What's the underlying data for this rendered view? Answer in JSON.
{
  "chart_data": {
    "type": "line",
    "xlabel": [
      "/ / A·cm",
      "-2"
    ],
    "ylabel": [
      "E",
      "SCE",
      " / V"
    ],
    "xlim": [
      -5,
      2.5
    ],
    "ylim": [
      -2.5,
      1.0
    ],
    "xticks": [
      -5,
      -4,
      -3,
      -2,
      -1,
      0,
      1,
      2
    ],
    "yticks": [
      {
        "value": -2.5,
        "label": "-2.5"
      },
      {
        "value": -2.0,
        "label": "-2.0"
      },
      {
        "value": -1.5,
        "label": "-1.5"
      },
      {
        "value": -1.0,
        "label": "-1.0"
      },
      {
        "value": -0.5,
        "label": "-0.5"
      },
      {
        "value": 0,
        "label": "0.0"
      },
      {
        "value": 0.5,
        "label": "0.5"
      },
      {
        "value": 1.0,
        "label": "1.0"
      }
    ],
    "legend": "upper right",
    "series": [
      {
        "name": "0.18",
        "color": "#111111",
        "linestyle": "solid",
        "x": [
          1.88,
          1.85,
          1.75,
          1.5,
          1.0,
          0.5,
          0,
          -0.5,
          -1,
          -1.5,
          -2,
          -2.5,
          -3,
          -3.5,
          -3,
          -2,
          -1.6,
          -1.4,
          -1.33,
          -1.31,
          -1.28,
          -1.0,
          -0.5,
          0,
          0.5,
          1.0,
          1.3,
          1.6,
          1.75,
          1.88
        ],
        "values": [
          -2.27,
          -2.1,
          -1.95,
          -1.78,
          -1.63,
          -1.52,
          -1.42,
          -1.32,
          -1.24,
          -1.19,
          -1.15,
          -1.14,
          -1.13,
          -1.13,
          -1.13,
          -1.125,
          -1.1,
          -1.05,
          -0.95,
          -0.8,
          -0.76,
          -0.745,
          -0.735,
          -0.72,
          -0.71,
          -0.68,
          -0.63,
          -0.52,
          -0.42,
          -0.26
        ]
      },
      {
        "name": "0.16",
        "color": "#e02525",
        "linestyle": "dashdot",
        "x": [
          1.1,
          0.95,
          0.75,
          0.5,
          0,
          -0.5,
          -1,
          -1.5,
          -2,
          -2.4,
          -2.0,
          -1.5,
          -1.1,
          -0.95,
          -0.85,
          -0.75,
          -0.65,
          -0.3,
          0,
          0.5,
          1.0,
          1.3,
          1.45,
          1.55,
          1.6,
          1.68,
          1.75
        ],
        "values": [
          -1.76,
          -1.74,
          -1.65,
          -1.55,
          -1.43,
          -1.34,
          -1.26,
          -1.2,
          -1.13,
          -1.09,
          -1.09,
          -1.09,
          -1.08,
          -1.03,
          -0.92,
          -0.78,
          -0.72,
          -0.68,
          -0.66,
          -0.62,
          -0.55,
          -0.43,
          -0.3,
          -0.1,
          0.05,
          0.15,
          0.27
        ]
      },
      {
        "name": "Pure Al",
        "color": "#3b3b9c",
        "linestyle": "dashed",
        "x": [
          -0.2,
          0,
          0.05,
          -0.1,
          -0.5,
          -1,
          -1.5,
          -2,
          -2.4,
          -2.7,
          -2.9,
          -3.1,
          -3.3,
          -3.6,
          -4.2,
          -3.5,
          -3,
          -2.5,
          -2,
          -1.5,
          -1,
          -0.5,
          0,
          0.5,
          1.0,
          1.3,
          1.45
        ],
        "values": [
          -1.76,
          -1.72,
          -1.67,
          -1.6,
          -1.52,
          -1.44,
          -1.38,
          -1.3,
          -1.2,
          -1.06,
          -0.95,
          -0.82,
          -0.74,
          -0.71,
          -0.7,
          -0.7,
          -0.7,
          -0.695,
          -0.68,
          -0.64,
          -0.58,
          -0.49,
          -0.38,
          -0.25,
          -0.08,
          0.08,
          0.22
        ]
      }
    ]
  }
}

= Exercise details =
What is the number of lines in this listing that contain the word "color"? Answer with that number and nothing else.

= Completed exercise =
3